_Work to do_. Scan the entries below and report only how many lines contain "this".

_Dataset items_.
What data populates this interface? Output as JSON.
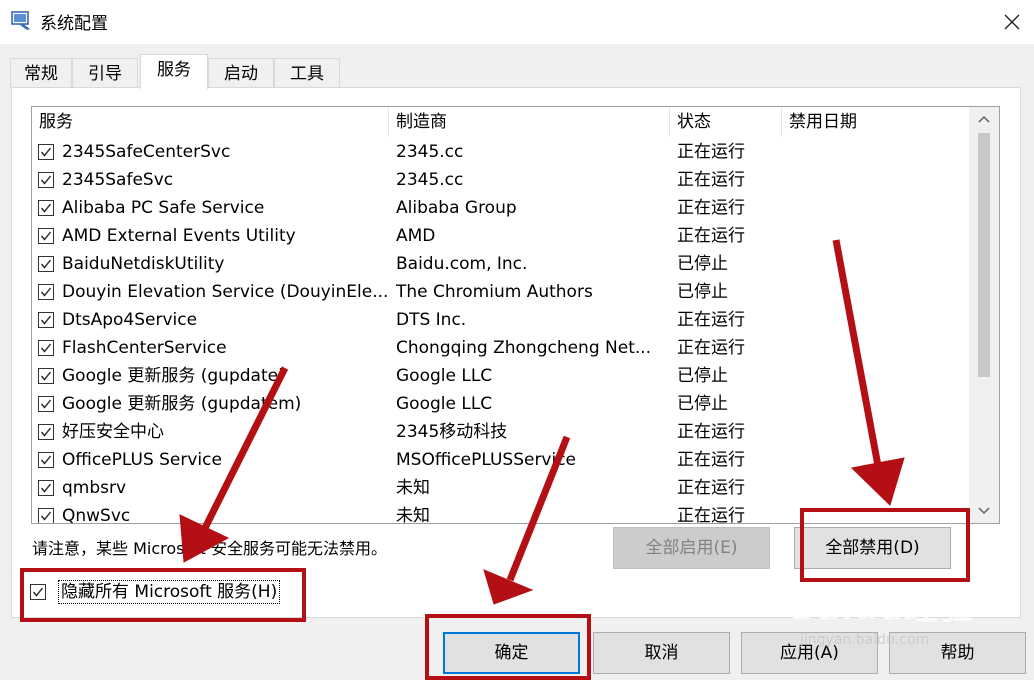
{
  "window": {
    "title": "系统配置",
    "icon": "msconfig-icon",
    "close_glyph": "✕"
  },
  "tabs": [
    "常规",
    "引导",
    "服务",
    "启动",
    "工具"
  ],
  "active_tab": "服务",
  "columns": [
    "服务",
    "制造商",
    "状态",
    "禁用日期"
  ],
  "rows": [
    {
      "service": "2345SafeCenterSvc",
      "vendor": "2345.cc",
      "status": "正在运行",
      "date": ""
    },
    {
      "service": "2345SafeSvc",
      "vendor": "2345.cc",
      "status": "正在运行",
      "date": ""
    },
    {
      "service": "Alibaba PC Safe Service",
      "vendor": "Alibaba Group",
      "status": "正在运行",
      "date": ""
    },
    {
      "service": "AMD External Events Utility",
      "vendor": "AMD",
      "status": "正在运行",
      "date": ""
    },
    {
      "service": "BaiduNetdiskUtility",
      "vendor": "Baidu.com, Inc.",
      "status": "已停止",
      "date": ""
    },
    {
      "service": "Douyin Elevation Service (DouyinEle...",
      "vendor": "The Chromium Authors",
      "status": "已停止",
      "date": ""
    },
    {
      "service": "DtsApo4Service",
      "vendor": "DTS Inc.",
      "status": "正在运行",
      "date": ""
    },
    {
      "service": "FlashCenterService",
      "vendor": "Chongqing Zhongcheng Net...",
      "status": "正在运行",
      "date": ""
    },
    {
      "service": "Google 更新服务 (gupdate)",
      "vendor": "Google LLC",
      "status": "已停止",
      "date": ""
    },
    {
      "service": "Google 更新服务 (gupdatem)",
      "vendor": "Google LLC",
      "status": "已停止",
      "date": ""
    },
    {
      "service": "好压安全中心",
      "vendor": "2345移动科技",
      "status": "正在运行",
      "date": ""
    },
    {
      "service": "OfficePLUS Service",
      "vendor": "MSOfficePLUSService",
      "status": "正在运行",
      "date": ""
    },
    {
      "service": "qmbsrv",
      "vendor": "未知",
      "status": "正在运行",
      "date": ""
    },
    {
      "service": "QnwSvc",
      "vendor": "未知",
      "status": "正在运行",
      "date": ""
    }
  ],
  "note": "请注意，某些 Microsoft 安全服务可能无法禁用。",
  "buttons": {
    "enable_all": "全部启用(E)",
    "disable_all": "全部禁用(D)",
    "ok": "确定",
    "cancel": "取消",
    "apply": "应用(A)",
    "help": "帮助"
  },
  "hide_ms_label": "隐藏所有 Microsoft 服务(H)",
  "hide_ms_checked": true,
  "watermark": {
    "brand": "Baidu经验",
    "url": "jingyan.baidu.com"
  },
  "colors": {
    "annotation_red": "#b40f14",
    "accent": "#0078d7"
  }
}
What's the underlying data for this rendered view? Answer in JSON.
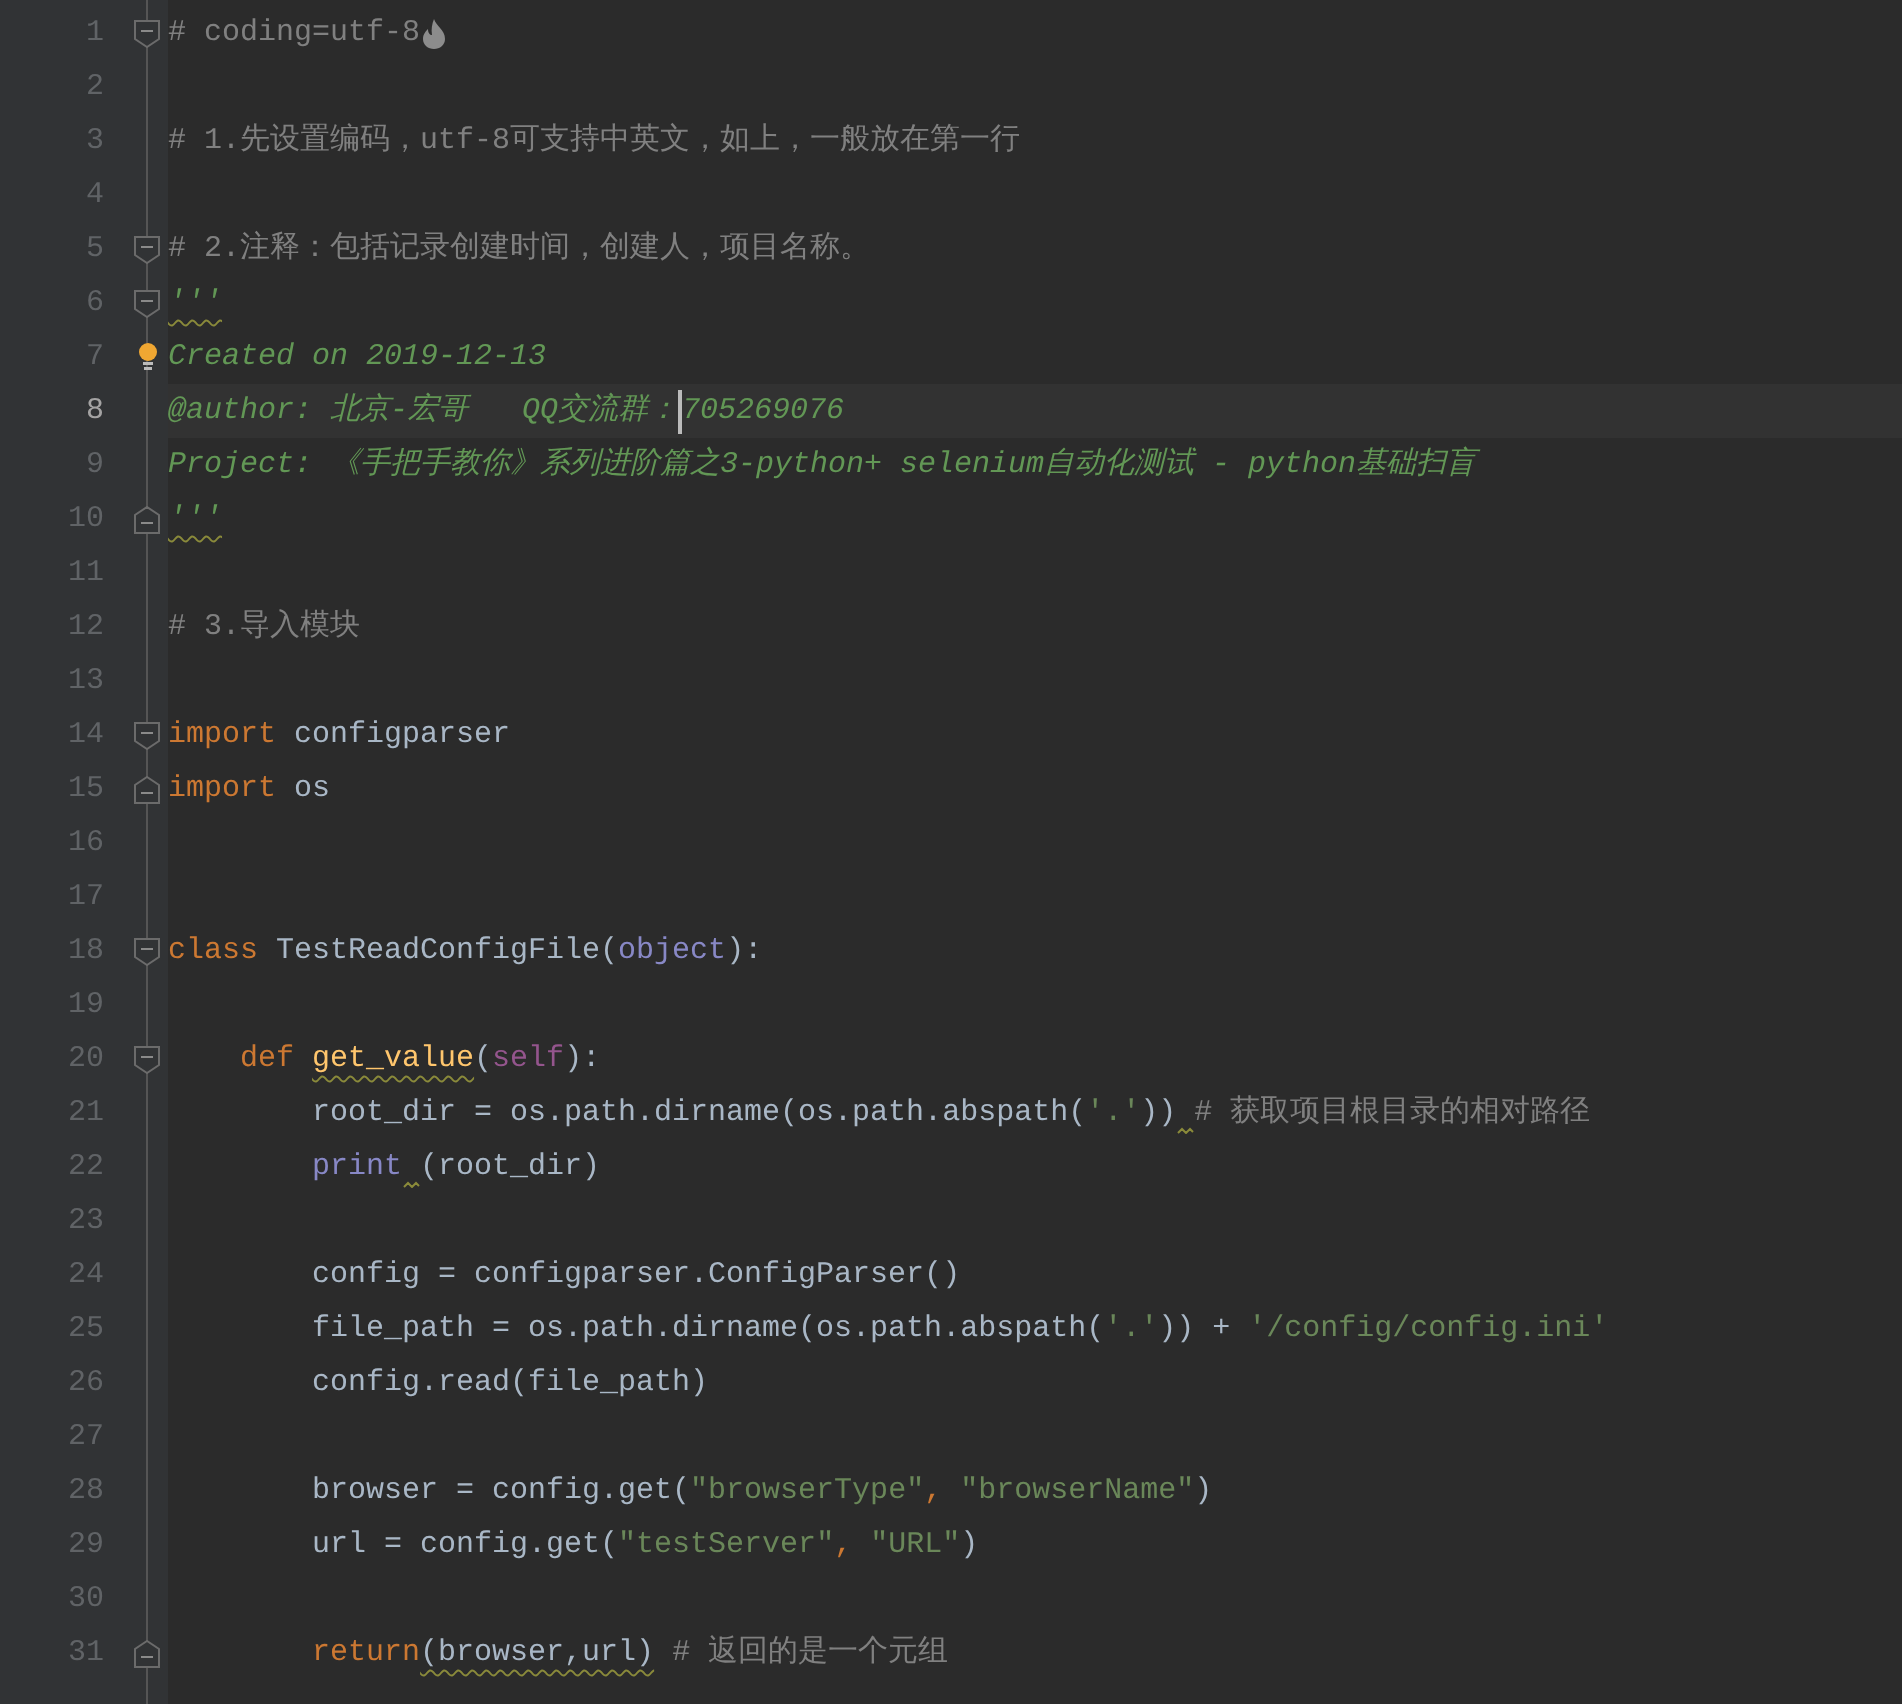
{
  "editor": {
    "lines": [
      {
        "number": "1",
        "fold_start": true,
        "trailing_icon": true,
        "tokens": [
          {
            "kind": "comment",
            "text": "# coding=utf-8"
          }
        ]
      },
      {
        "number": "2"
      },
      {
        "number": "3",
        "tokens": [
          {
            "kind": "comment",
            "text": "# 1.先设置编码，utf-8可支持中英文，如上，一般放在第一行"
          }
        ]
      },
      {
        "number": "4"
      },
      {
        "number": "5",
        "fold_start": true,
        "tokens": [
          {
            "kind": "comment",
            "text": "# 2.注释：包括记录创建时间，创建人，项目名称。"
          }
        ]
      },
      {
        "number": "6",
        "fold_start": true,
        "tokens": [
          {
            "kind": "doc",
            "text": "'''",
            "warning": true
          }
        ]
      },
      {
        "number": "7",
        "bulb": true,
        "tokens": [
          {
            "kind": "doc",
            "text": "Created on 2019-12-13"
          }
        ]
      },
      {
        "number": "8",
        "current": true,
        "tokens": [
          {
            "kind": "doc",
            "text": "@author: 北京-宏哥   QQ交流群："
          },
          {
            "kind": "doc",
            "text": "705269076",
            "caret": true
          }
        ]
      },
      {
        "number": "9",
        "tokens": [
          {
            "kind": "doc",
            "text": "Project: 《手把手教你》系列进阶篇之3-python+ selenium自动化测试 - python基础扫盲"
          }
        ]
      },
      {
        "number": "10",
        "fold_end": true,
        "tokens": [
          {
            "kind": "doc",
            "text": "'''",
            "warning": true
          }
        ]
      },
      {
        "number": "11"
      },
      {
        "number": "12",
        "tokens": [
          {
            "kind": "comment",
            "text": "# 3.导入模块"
          }
        ]
      },
      {
        "number": "13"
      },
      {
        "number": "14",
        "fold_start": true,
        "tokens": [
          {
            "kind": "keyword",
            "text": "import"
          },
          {
            "kind": "plain",
            "text": " configparser"
          }
        ]
      },
      {
        "number": "15",
        "fold_end": true,
        "tokens": [
          {
            "kind": "keyword",
            "text": "import"
          },
          {
            "kind": "plain",
            "text": " os"
          }
        ]
      },
      {
        "number": "16"
      },
      {
        "number": "17"
      },
      {
        "number": "18",
        "fold_start": true,
        "tokens": [
          {
            "kind": "keyword",
            "text": "class"
          },
          {
            "kind": "plain",
            "text": " TestReadConfigFile("
          },
          {
            "kind": "builtin",
            "text": "object"
          },
          {
            "kind": "plain",
            "text": "):"
          }
        ]
      },
      {
        "number": "19"
      },
      {
        "number": "20",
        "fold_start": true,
        "tokens": [
          {
            "kind": "keyword",
            "text": "    def "
          },
          {
            "kind": "function",
            "text": "get_value",
            "warning": true
          },
          {
            "kind": "plain",
            "text": "("
          },
          {
            "kind": "self",
            "text": "self"
          },
          {
            "kind": "plain",
            "text": "):"
          }
        ]
      },
      {
        "number": "21",
        "tokens": [
          {
            "kind": "plain",
            "text": "        root_dir = os.path.dirname(os.path.abspath("
          },
          {
            "kind": "string",
            "text": "'.'"
          },
          {
            "kind": "plain",
            "text": "))"
          },
          {
            "kind": "squiggle"
          },
          {
            "kind": "comment",
            "text": "# 获取项目根目录的相对路径"
          }
        ]
      },
      {
        "number": "22",
        "tokens": [
          {
            "kind": "builtin",
            "text": "        print"
          },
          {
            "kind": "squiggle"
          },
          {
            "kind": "plain",
            "text": "(root_dir)"
          }
        ]
      },
      {
        "number": "23"
      },
      {
        "number": "24",
        "tokens": [
          {
            "kind": "plain",
            "text": "        config = configparser.ConfigParser()"
          }
        ]
      },
      {
        "number": "25",
        "tokens": [
          {
            "kind": "plain",
            "text": "        file_path = os.path.dirname(os.path.abspath("
          },
          {
            "kind": "string",
            "text": "'.'"
          },
          {
            "kind": "plain",
            "text": ")) + "
          },
          {
            "kind": "string",
            "text": "'/config/config.ini'"
          }
        ]
      },
      {
        "number": "26",
        "tokens": [
          {
            "kind": "plain",
            "text": "        config.read(file_path)"
          }
        ]
      },
      {
        "number": "27"
      },
      {
        "number": "28",
        "tokens": [
          {
            "kind": "plain",
            "text": "        browser = config.get("
          },
          {
            "kind": "string",
            "text": "\"browserType\""
          },
          {
            "kind": "keyword",
            "text": ", "
          },
          {
            "kind": "string",
            "text": "\"browserName\""
          },
          {
            "kind": "plain",
            "text": ")"
          }
        ]
      },
      {
        "number": "29",
        "tokens": [
          {
            "kind": "plain",
            "text": "        url = config.get("
          },
          {
            "kind": "string",
            "text": "\"testServer\""
          },
          {
            "kind": "keyword",
            "text": ", "
          },
          {
            "kind": "string",
            "text": "\"URL\""
          },
          {
            "kind": "plain",
            "text": ")"
          }
        ]
      },
      {
        "number": "30"
      },
      {
        "number": "31",
        "fold_end": true,
        "tokens": [
          {
            "kind": "keyword",
            "text": "        return"
          },
          {
            "kind": "plain",
            "text": "(browser,url)",
            "warning": true
          },
          {
            "kind": "comment",
            "text": " # 返回的是一个元组"
          }
        ]
      }
    ]
  }
}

_Solution_. 2